**Tasks and exercises:**
a. In the Elk power consumption thread, what battery does DELInstallations say the M1 typically runs in the cases they've done?
b. Reproduce the Elk power consumption thread word for word, from "M1 control  0.14" to "garage draw 0.565amps.".
c. Keep writing the Elk power consumption thread from its last line.

**Page excerpt:**
========
Elk power consumption

DELInstallations said:
I wouldn't recommend that...think about what happens at the 3-5 year mark on the M1 when the battery fails a self test (in the middle of the night) or as Murphy would dictate, while you are away on vacation.
 
If you put the listed 12 aH on the 212, that'll get you a hypothetical 6 hours fully loaded standby.
 
Lets go around this logically, what sort of standby is the M1 running?
 
There's other ways to skin the cat but you're going to need a RIB, another battery and PS/charger...
 
Have you used the power calc that Elk provides for battery sizing and standby calcs?
I had to do a little reading but I think that I understand what you were saying about the RIB. You are saying to get a backup ps/battery for the 212 ps and have it switch based on the 212 supervisory zone, yes?
 
Mike.
 
DELInstallations said:
In all the cases I've done, the M1 typically would run a single 7aH battery and the aux would be 2 of them just due to sheer laziness because the batteries are common commodity items. If the batteries are oversized, then I'd probably look around 10% + the derating factor because I'd be putting them out in the field, most likely unheated.
 
In your case, you'd need to decide what is the real design criteria, either a long standby on the M1, which the 212 is a design flaw, or you go with a reasonable standby on the 212 but under the limit in battery size and then size the M1 off that standby time and then factor in the panel powering down before the 212.
 
I've done the calcs and in it's current configuration the eintrie system draws 2.175 amps.
 
Here is the rundown
 
M1 control  0.14
2 DBH        0.0    passive devices
1 M1KP      0.16
1 M1KP2    0.085
1 M1XIN    0.065
1 M1RFTW
devices that are physically installed in the house draw 0.61 amps and the devices in the garage draw 0.565amps.
========
**Record excerpts:**
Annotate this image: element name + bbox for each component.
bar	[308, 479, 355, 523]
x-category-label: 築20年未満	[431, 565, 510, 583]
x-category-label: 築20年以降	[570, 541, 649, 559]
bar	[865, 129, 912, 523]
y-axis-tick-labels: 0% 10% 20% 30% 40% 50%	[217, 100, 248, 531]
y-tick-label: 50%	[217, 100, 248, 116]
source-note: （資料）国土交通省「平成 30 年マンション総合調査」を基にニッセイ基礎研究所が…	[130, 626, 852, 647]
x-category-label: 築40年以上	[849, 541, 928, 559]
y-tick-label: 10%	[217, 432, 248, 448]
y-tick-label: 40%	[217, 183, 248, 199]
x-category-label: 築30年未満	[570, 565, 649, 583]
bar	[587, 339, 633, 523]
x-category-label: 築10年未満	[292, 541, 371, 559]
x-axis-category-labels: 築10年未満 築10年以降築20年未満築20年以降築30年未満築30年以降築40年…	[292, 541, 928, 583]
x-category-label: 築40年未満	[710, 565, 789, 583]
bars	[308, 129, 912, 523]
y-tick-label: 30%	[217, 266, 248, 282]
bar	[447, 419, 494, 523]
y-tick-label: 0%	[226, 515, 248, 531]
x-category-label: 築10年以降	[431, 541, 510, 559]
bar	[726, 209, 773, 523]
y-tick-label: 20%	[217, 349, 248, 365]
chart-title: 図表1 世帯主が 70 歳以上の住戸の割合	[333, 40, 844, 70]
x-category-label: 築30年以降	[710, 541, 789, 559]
========
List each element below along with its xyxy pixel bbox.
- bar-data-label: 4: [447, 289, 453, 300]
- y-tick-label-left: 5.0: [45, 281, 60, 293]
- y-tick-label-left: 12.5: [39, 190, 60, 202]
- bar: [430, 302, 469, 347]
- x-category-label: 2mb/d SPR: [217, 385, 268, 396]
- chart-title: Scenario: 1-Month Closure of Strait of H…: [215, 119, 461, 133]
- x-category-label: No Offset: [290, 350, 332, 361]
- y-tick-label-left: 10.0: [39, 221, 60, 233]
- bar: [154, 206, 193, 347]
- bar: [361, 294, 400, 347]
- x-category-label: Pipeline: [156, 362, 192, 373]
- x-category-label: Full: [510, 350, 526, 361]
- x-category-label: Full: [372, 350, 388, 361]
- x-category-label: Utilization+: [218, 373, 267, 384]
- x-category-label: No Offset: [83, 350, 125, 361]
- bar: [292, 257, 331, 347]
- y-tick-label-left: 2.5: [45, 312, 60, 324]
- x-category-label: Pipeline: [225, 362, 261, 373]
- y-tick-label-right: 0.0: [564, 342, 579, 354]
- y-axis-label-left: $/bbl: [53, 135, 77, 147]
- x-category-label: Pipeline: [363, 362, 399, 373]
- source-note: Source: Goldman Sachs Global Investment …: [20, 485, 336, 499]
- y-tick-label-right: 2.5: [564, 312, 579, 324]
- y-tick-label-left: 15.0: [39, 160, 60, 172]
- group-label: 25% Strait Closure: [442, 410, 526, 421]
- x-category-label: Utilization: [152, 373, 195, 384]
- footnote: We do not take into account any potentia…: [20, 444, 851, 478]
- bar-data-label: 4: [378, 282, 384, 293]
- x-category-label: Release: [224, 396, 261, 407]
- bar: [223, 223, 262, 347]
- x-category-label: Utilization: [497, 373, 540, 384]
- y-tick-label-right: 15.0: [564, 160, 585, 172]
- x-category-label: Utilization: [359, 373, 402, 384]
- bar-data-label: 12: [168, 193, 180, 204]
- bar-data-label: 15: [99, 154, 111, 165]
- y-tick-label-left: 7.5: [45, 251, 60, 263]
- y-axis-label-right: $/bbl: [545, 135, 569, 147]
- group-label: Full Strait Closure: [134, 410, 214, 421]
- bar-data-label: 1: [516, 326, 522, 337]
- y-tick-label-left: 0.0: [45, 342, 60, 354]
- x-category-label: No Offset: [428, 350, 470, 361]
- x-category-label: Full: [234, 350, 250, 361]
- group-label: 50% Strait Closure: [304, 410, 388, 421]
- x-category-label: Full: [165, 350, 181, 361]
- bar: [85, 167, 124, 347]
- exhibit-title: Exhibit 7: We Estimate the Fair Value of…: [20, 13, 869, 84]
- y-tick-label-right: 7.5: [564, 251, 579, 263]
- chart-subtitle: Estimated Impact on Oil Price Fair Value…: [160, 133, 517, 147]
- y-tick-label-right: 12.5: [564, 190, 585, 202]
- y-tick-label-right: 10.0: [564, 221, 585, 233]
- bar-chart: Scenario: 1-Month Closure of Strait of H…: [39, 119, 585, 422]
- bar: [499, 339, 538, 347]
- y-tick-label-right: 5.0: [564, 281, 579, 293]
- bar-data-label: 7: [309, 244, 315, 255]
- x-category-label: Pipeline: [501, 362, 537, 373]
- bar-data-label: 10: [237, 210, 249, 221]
========
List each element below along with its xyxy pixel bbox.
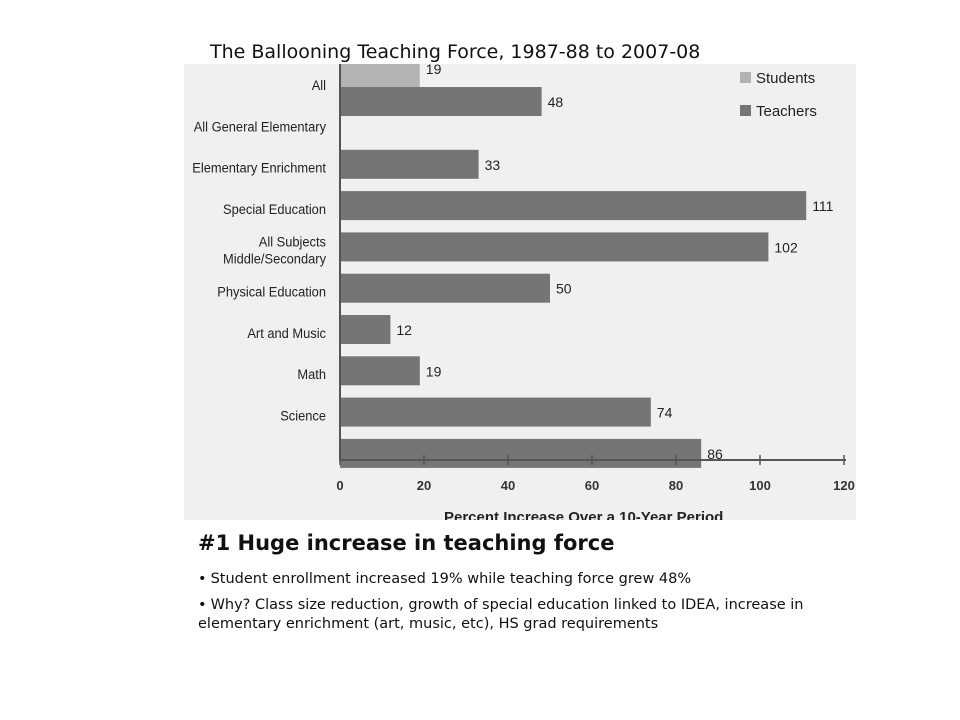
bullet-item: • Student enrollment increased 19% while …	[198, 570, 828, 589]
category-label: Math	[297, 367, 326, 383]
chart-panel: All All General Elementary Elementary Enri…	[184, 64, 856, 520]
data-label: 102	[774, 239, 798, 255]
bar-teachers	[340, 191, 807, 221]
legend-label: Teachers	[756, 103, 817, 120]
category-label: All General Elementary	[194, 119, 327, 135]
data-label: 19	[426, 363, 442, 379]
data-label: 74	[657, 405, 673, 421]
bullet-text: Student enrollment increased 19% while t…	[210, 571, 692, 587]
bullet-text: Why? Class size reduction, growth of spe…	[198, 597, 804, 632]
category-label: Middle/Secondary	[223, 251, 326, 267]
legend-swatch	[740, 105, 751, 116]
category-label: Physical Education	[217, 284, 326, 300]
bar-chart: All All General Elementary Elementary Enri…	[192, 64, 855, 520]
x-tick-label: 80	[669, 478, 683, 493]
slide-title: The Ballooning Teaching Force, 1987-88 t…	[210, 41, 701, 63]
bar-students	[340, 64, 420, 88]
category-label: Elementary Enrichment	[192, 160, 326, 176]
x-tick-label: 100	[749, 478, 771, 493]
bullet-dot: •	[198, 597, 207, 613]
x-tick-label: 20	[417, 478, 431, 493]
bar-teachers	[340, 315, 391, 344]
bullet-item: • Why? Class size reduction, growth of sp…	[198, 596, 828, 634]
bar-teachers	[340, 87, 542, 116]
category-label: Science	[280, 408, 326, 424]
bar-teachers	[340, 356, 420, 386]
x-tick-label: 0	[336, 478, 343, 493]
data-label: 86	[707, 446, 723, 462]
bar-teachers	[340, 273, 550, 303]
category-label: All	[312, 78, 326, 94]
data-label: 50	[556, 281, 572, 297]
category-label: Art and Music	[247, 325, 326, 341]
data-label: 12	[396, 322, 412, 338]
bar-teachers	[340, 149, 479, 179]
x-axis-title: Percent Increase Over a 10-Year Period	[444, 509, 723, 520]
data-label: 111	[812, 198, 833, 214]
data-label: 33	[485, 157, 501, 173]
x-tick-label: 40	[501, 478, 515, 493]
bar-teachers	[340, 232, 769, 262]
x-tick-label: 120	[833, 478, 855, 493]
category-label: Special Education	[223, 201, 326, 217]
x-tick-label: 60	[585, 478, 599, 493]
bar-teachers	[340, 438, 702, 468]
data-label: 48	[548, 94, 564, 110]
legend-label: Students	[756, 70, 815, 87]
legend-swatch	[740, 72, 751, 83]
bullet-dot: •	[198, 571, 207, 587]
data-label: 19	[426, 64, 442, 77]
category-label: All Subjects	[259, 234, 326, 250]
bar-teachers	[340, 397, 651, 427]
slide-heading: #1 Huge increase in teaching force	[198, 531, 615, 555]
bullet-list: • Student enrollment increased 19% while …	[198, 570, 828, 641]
========
**Exercise responses:**
a. A single 7aH battery.

b.
M1 control  0.14
2 DBH        0.0    passive devices
1 M1KP      0.16
1 M1KP2    0.085
1 M1XIN    0.065
1 M1RFTW
devices that are physically installed in the house draw 0.61 amps and the devices in the garage draw 0.565amps.

c.
 
DELInstallations said:
In all the cases I've done, the M1 typically would run a single 7aH battery and the aux would be 2 of them just due to sheer laziness because the batteries are common commodity items. If the batteries are oversized, then I'd probably look around 10% + the derating factor because I'd be putting them out in the field, most likely unheated.
 
In your case, you'd need to decide what is the real design criteria, either a long standby on the M1, which the 212 is a design flaw, or you go with a reasonable standby on the 212 but under the limit in battery size and then size the M1 off that standby time and then factor in the panel powering down before the 212.
I've chosen to go with a reasonable 4 hour standby and I've done the calcs and in it's current configuration the entire system draws 2.175 amps.
 
Here is the rundown
 
M1 control          0.14
2 DBH                0.0    passive devices
1 M1KP              0.16
1 M1KP2            0.085
1 M1XIN            0.065
1 M1XRFTW     0.085
1 M1XOVR        0.33
1 M1TWA          1.0
1 M1XEP           0.3
1 Bosch motion 0.01
 
total                   2.175 amps
 
I broke the load down to the M1 control ps carrying the M1G control, M1XEP, M1KP2 and M1XRFTW totaling 0.61 amps
 
and
 
the p212s carrying the M1TWA, M1XIN, M1OVR, M1KP and Bosch motion detector totaling 1.565 amps.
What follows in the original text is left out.